------ THE RECORDS

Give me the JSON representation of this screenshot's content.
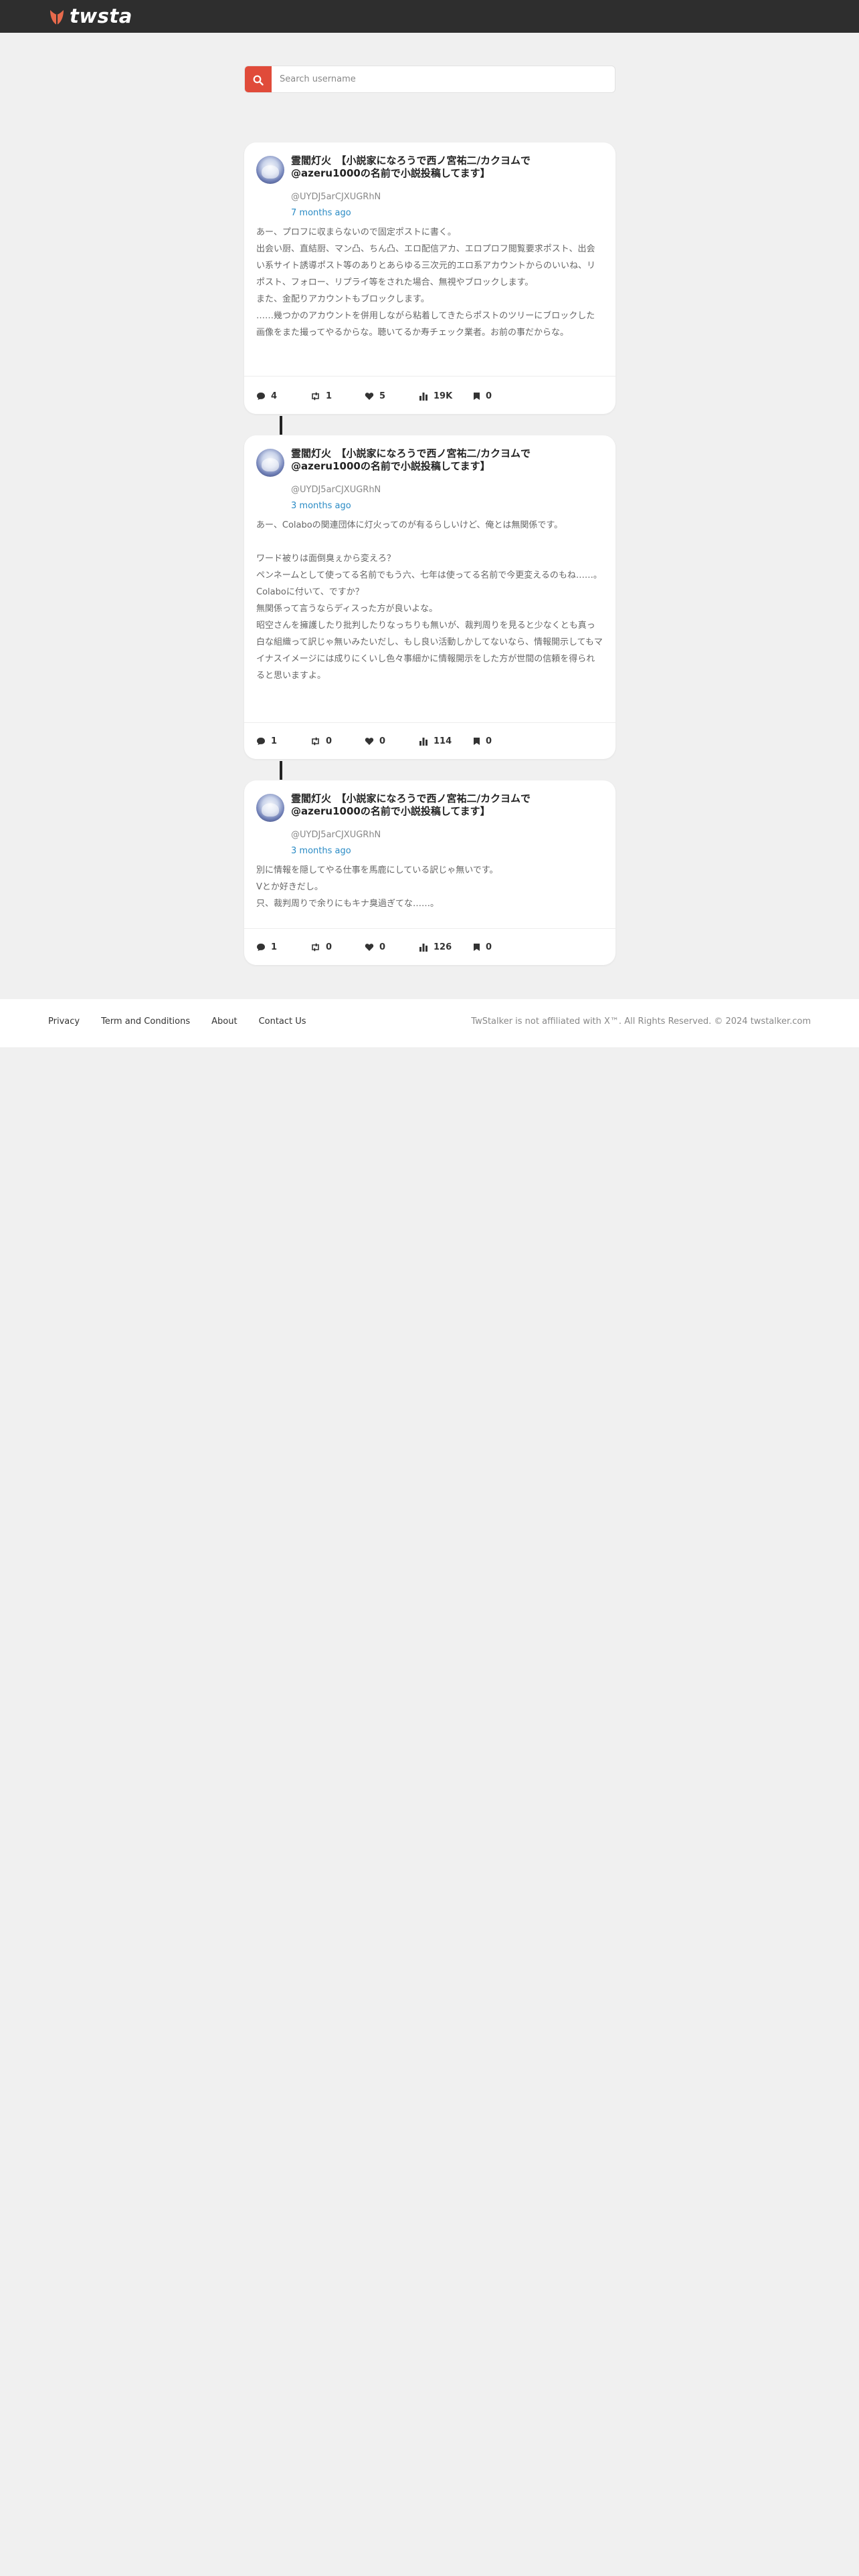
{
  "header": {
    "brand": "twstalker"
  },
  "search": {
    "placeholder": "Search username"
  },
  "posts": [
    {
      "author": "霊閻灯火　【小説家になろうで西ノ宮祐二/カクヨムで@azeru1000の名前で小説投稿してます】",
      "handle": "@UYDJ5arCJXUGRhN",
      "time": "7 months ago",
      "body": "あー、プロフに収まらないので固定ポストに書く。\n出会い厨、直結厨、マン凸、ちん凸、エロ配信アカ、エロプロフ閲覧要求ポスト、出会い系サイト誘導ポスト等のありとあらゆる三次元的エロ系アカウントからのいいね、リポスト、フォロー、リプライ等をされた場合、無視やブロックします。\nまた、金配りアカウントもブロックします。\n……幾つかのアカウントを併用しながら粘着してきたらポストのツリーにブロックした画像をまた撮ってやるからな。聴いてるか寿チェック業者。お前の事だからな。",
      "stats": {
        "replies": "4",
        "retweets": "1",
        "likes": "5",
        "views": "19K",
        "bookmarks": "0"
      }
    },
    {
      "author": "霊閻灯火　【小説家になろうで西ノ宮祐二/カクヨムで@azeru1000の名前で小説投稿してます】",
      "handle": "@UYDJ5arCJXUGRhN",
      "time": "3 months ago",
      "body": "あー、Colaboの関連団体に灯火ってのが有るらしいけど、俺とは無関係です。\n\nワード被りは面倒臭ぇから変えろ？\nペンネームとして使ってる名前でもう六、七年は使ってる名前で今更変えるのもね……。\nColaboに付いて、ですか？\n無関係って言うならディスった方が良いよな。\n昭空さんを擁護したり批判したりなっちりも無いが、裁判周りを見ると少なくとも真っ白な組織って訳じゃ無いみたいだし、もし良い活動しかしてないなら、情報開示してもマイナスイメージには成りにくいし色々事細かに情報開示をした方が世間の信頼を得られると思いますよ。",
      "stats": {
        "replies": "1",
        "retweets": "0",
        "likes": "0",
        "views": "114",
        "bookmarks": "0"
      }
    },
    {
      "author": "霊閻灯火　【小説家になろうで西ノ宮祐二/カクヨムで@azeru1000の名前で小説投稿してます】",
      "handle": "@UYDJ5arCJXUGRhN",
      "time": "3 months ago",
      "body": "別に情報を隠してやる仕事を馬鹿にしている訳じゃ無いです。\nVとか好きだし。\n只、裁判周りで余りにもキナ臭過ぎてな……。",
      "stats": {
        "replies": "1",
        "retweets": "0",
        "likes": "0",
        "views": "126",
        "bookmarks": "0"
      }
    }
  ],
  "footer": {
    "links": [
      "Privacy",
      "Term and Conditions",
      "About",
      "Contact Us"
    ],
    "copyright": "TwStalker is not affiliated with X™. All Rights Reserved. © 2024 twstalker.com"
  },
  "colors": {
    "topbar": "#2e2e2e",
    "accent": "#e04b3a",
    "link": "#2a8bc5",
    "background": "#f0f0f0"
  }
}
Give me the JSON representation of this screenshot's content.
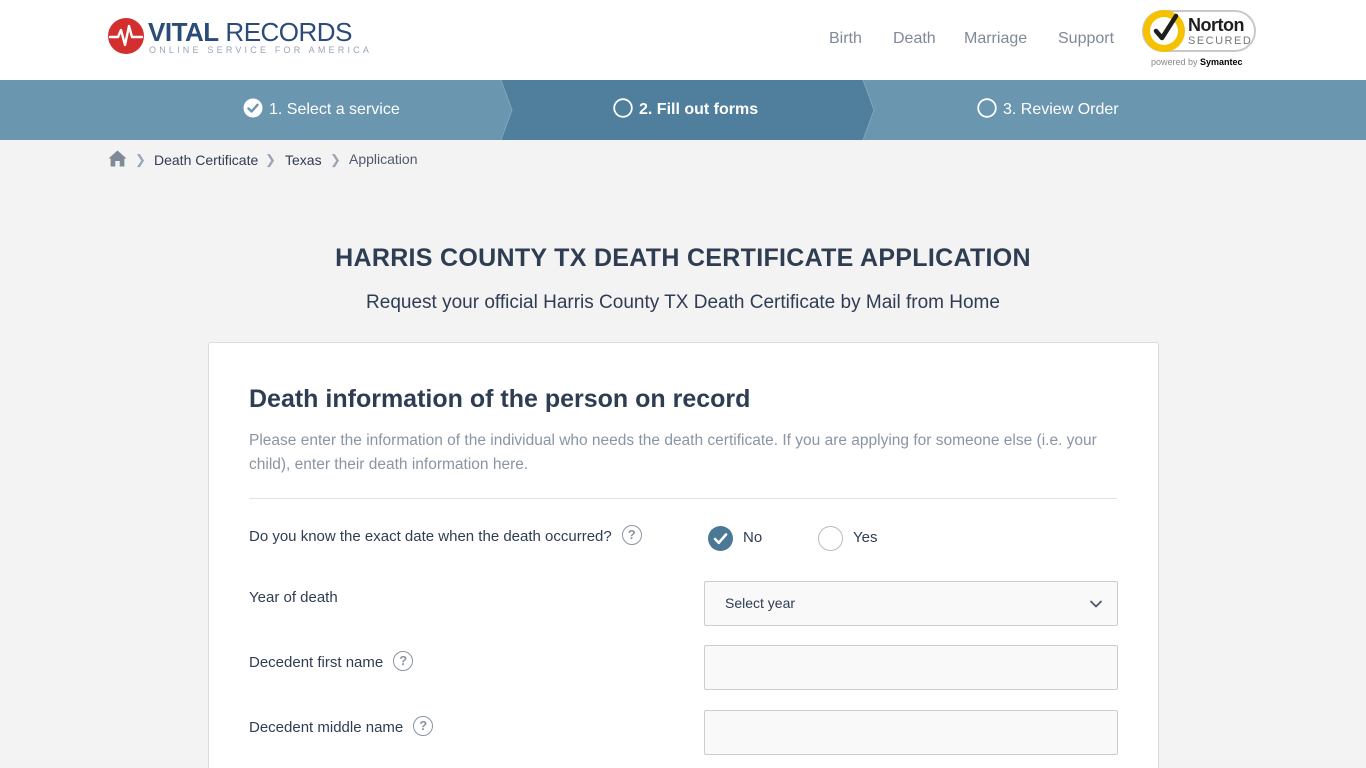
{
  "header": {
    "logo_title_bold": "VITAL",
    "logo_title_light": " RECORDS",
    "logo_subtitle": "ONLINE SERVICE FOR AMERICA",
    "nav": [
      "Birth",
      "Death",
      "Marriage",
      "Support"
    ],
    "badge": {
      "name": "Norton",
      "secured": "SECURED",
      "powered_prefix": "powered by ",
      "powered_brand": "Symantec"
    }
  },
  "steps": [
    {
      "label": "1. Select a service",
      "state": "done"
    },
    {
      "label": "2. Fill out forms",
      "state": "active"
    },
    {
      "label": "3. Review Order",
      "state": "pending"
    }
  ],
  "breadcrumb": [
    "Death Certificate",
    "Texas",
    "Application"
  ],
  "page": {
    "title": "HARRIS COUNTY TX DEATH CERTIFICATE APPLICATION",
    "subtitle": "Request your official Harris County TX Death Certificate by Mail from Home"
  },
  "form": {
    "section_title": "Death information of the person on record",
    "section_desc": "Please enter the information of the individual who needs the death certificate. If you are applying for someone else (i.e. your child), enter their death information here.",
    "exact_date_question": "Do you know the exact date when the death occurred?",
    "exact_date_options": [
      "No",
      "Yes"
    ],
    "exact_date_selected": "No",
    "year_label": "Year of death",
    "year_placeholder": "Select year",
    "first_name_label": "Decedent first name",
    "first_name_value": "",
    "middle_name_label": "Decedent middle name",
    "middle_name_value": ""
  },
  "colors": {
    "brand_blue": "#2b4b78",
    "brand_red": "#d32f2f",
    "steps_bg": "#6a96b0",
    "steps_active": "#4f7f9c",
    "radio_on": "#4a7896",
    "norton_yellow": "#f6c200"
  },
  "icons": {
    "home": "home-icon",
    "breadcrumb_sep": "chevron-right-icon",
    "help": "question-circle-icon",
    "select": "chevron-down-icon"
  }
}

------------

Write the full listing out again with every line unchanged, but include no pictures.

Give me the JSON representation of this screenshot's content.
{
  "header": {
    "brand": "twstalker"
  },
  "search": {
    "placeholder": "Search username"
  },
  "posts": [
    {
      "author": "霊閻灯火　【小説家になろうで西ノ宮祐二/カクヨムで@azeru1000の名前で小説投稿してます】",
      "handle": "@UYDJ5arCJXUGRhN",
      "time": "7 months ago",
      "body": "あー、プロフに収まらないので固定ポストに書く。\n出会い厨、直結厨、マン凸、ちん凸、エロ配信アカ、エロプロフ閲覧要求ポスト、出会い系サイト誘導ポスト等のありとあらゆる三次元的エロ系アカウントからのいいね、リポスト、フォロー、リプライ等をされた場合、無視やブロックします。\nまた、金配りアカウントもブロックします。\n……幾つかのアカウントを併用しながら粘着してきたらポストのツリーにブロックした画像をまた撮ってやるからな。聴いてるか寿チェック業者。お前の事だからな。",
      "stats": {
        "replies": "4",
        "retweets": "1",
        "likes": "5",
        "views": "19K",
        "bookmarks": "0"
      }
    },
    {
      "author": "霊閻灯火　【小説家になろうで西ノ宮祐二/カクヨムで@azeru1000の名前で小説投稿してます】",
      "handle": "@UYDJ5arCJXUGRhN",
      "time": "3 months ago",
      "body": "あー、Colaboの関連団体に灯火ってのが有るらしいけど、俺とは無関係です。\n\nワード被りは面倒臭ぇから変えろ？\nペンネームとして使ってる名前でもう六、七年は使ってる名前で今更変えるのもね……。\nColaboに付いて、ですか？\n無関係って言うならディスった方が良いよな。\n昭空さんを擁護したり批判したりなっちりも無いが、裁判周りを見ると少なくとも真っ白な組織って訳じゃ無いみたいだし、もし良い活動しかしてないなら、情報開示してもマイナスイメージには成りにくいし色々事細かに情報開示をした方が世間の信頼を得られると思いますよ。",
      "stats": {
        "replies": "1",
        "retweets": "0",
        "likes": "0",
        "views": "114",
        "bookmarks": "0"
      }
    },
    {
      "author": "霊閻灯火　【小説家になろうで西ノ宮祐二/カクヨムで@azeru1000の名前で小説投稿してます】",
      "handle": "@UYDJ5arCJXUGRhN",
      "time": "3 months ago",
      "body": "別に情報を隠してやる仕事を馬鹿にしている訳じゃ無いです。\nVとか好きだし。\n只、裁判周りで余りにもキナ臭過ぎてな……。",
      "stats": {
        "replies": "1",
        "retweets": "0",
        "likes": "0",
        "views": "126",
        "bookmarks": "0"
      }
    }
  ],
  "footer": {
    "links": [
      "Privacy",
      "Term and Conditions",
      "About",
      "Contact Us"
    ],
    "copyright": "TwStalker is not affiliated with X™. All Rights Reserved. © 2024 twstalker.com"
  },
  "colors": {
    "topbar": "#2e2e2e",
    "accent": "#e04b3a",
    "link": "#2a8bc5",
    "background": "#f0f0f0"
  }
}
Give me the JSON representation of this screenshot's content.
{
  "header": {
    "logo_title_bold": "VITAL",
    "logo_title_light": " RECORDS",
    "logo_subtitle": "ONLINE SERVICE FOR AMERICA",
    "nav": [
      "Birth",
      "Death",
      "Marriage",
      "Support"
    ],
    "badge": {
      "name": "Norton",
      "secured": "SECURED",
      "powered_prefix": "powered by ",
      "powered_brand": "Symantec"
    }
  },
  "steps": [
    {
      "label": "1. Select a service",
      "state": "done"
    },
    {
      "label": "2. Fill out forms",
      "state": "active"
    },
    {
      "label": "3. Review Order",
      "state": "pending"
    }
  ],
  "breadcrumb": [
    "Death Certificate",
    "Texas",
    "Application"
  ],
  "page": {
    "title": "HARRIS COUNTY TX DEATH CERTIFICATE APPLICATION",
    "subtitle": "Request your official Harris County TX Death Certificate by Mail from Home"
  },
  "form": {
    "section_title": "Death information of the person on record",
    "section_desc": "Please enter the information of the individual who needs the death certificate. If you are applying for someone else (i.e. your child), enter their death information here.",
    "exact_date_question": "Do you know the exact date when the death occurred?",
    "exact_date_options": [
      "No",
      "Yes"
    ],
    "exact_date_selected": "No",
    "year_label": "Year of death",
    "year_placeholder": "Select year",
    "first_name_label": "Decedent first name",
    "first_name_value": "",
    "middle_name_label": "Decedent middle name",
    "middle_name_value": ""
  },
  "colors": {
    "brand_blue": "#2b4b78",
    "brand_red": "#d32f2f",
    "steps_bg": "#6a96b0",
    "steps_active": "#4f7f9c",
    "radio_on": "#4a7896",
    "norton_yellow": "#f6c200"
  },
  "icons": {
    "home": "home-icon",
    "breadcrumb_sep": "chevron-right-icon",
    "help": "question-circle-icon",
    "select": "chevron-down-icon"
  }
}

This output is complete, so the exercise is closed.